— WORK TO COMPLETE —
Below is a block of records: output all of them exactly and leave out the pictures.
▶
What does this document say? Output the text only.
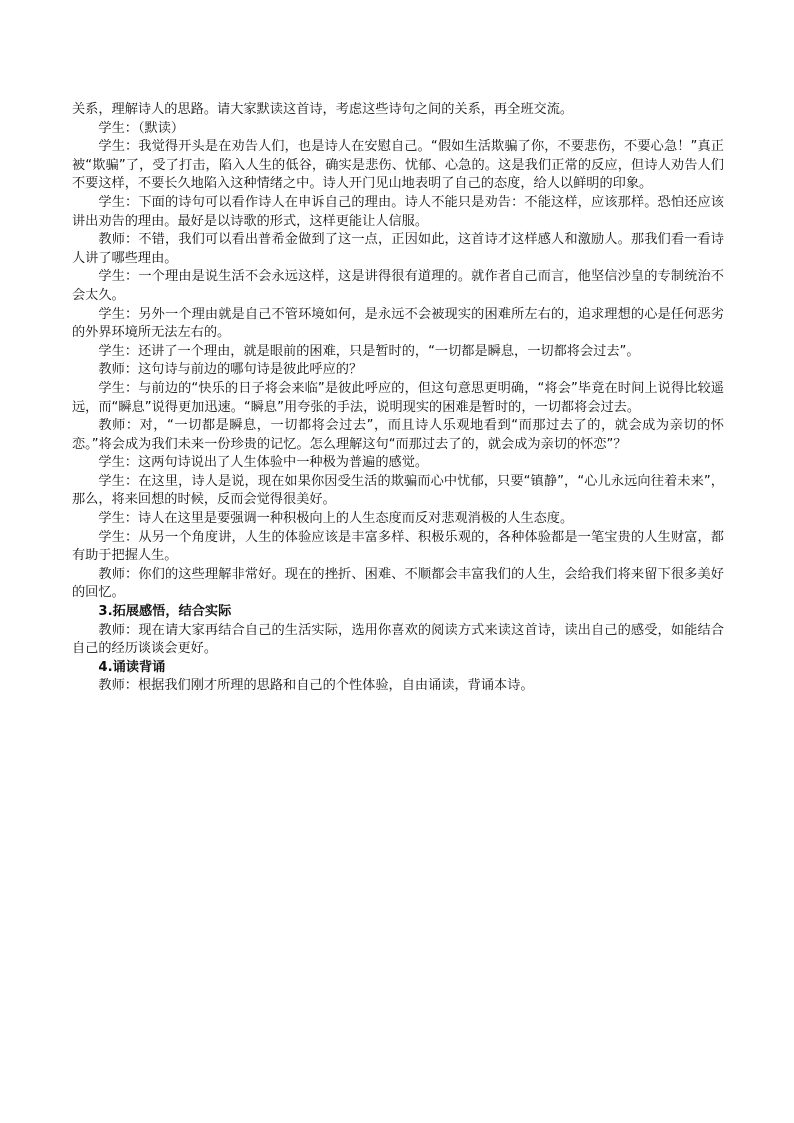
关系，理解诗人的思路。请大家默读这首诗，考虑这些诗句之间的关系，再全班交流。

学生：（默读）

学生：我觉得开头是在劝告人们，也是诗人在安慰自己。“假如生活欺骗了你，不要悲伤，不要心急！”真正被“欺骗”了，受了打击，陷入人生的低谷，确实是悲伤、忧郁、心急的。这是我们正常的反应，但诗人劝告人们不要这样，不要长久地陷入这种情绪之中。诗人开门见山地表明了自己的态度，给人以鲜明的印象。

学生：下面的诗句可以看作诗人在申诉自己的理由。诗人不能只是劝告：不能这样，应该那样。恐怕还应该讲出劝告的理由。最好是以诗歌的形式，这样更能让人信服。

教师：不错，我们可以看出普希金做到了这一点，正因如此，这首诗才这样感人和激励人。那我们看一看诗人讲了哪些理由。

学生：一个理由是说生活不会永远这样，这是讲得很有道理的。就作者自己而言，他坚信沙皇的专制统治不会太久。

学生：另外一个理由就是自己不管环境如何，是永远不会被现实的困难所左右的，追求理想的心是任何恶劣的外界环境所无法左右的。

学生：还讲了一个理由，就是眼前的困难，只是暂时的，“一切都是瞬息，一切都将会过去”。

教师：这句诗与前边的哪句诗是彼此呼应的？

学生：与前边的“快乐的日子将会来临”是彼此呼应的，但这句意思更明确，“将会”毕竟在时间上说得比较遥远，而“瞬息”说得更加迅速。“瞬息”用夸张的手法，说明现实的困难是暂时的，一切都将会过去。

教师：对，“一切都是瞬息，一切都将会过去”，而且诗人乐观地看到“而那过去了的，就会成为亲切的怀恋。”将会成为我们未来一份珍贵的记忆。怎么理解这句“而那过去了的，就会成为亲切的怀恋”？

学生：这两句诗说出了人生体验中一种极为普遍的感觉。

学生：在这里，诗人是说，现在如果你因受生活的欺骗而心中忧郁，只要“镇静”，“心儿永远向往着未来”，那么，将来回想的时候，反而会觉得很美好。

学生：诗人在这里是要强调一种积极向上的人生态度而反对悲观消极的人生态度。

学生：从另一个角度讲，人生的体验应该是丰富多样、积极乐观的，各种体验都是一笔宝贵的人生财富，都有助于把握人生。

教师：你们的这些理解非常好。现在的挫折、困难、不顺都会丰富我们的人生，会给我们将来留下很多美好的回忆。

3.拓展感悟，结合实际

教师：现在请大家再结合自己的生活实际，选用你喜欢的阅读方式来读这首诗，读出自己的感受，如能结合自己的经历谈谈会更好。

4.诵读背诵

教师：根据我们刚才所理的思路和自己的个性体验，自由诵读，背诵本诗。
◀
— THE ANSWER —
What does this document say? Output the text only.
关系，理解诗人的思路。请大家默读这首诗，考虑这些诗句之间的关系，再全班交流。

学生：（默读）

学生：我觉得开头是在劝告人们，也是诗人在安慰自己。“假如生活欺骗了你，不要悲伤，不要心急！”真正被“欺骗”了，受了打击，陷入人生的低谷，确实是悲伤、忧郁、心急的。这是我们正常的反应，但诗人劝告人们不要这样，不要长久地陷入这种情绪之中。诗人开门见山地表明了自己的态度，给人以鲜明的印象。

学生：下面的诗句可以看作诗人在申诉自己的理由。诗人不能只是劝告：不能这样，应该那样。恐怕还应该讲出劝告的理由。最好是以诗歌的形式，这样更能让人信服。

教师：不错，我们可以看出普希金做到了这一点，正因如此，这首诗才这样感人和激励人。那我们看一看诗人讲了哪些理由。

学生：一个理由是说生活不会永远这样，这是讲得很有道理的。就作者自己而言，他坚信沙皇的专制统治不会太久。

学生：另外一个理由就是自己不管环境如何，是永远不会被现实的困难所左右的，追求理想的心是任何恶劣的外界环境所无法左右的。

学生：还讲了一个理由，就是眼前的困难，只是暂时的，“一切都是瞬息，一切都将会过去”。

教师：这句诗与前边的哪句诗是彼此呼应的？

学生：与前边的“快乐的日子将会来临”是彼此呼应的，但这句意思更明确，“将会”毕竟在时间上说得比较遥远，而“瞬息”说得更加迅速。“瞬息”用夸张的手法，说明现实的困难是暂时的，一切都将会过去。

教师：对，“一切都是瞬息，一切都将会过去”，而且诗人乐观地看到“而那过去了的，就会成为亲切的怀恋。”将会成为我们未来一份珍贵的记忆。怎么理解这句“而那过去了的，就会成为亲切的怀恋”？

学生：这两句诗说出了人生体验中一种极为普遍的感觉。

学生：在这里，诗人是说，现在如果你因受生活的欺骗而心中忧郁，只要“镇静”，“心儿永远向往着未来”，那么，将来回想的时候，反而会觉得很美好。

学生：诗人在这里是要强调一种积极向上的人生态度而反对悲观消极的人生态度。

学生：从另一个角度讲，人生的体验应该是丰富多样、积极乐观的，各种体验都是一笔宝贵的人生财富，都有助于把握人生。

教师：你们的这些理解非常好。现在的挫折、困难、不顺都会丰富我们的人生，会给我们将来留下很多美好的回忆。

3.拓展感悟，结合实际

教师：现在请大家再结合自己的生活实际，选用你喜欢的阅读方式来读这首诗，读出自己的感受，如能结合自己的经历谈谈会更好。

4.诵读背诵

教师：根据我们刚才所理的思路和自己的个性体验，自由诵读，背诵本诗。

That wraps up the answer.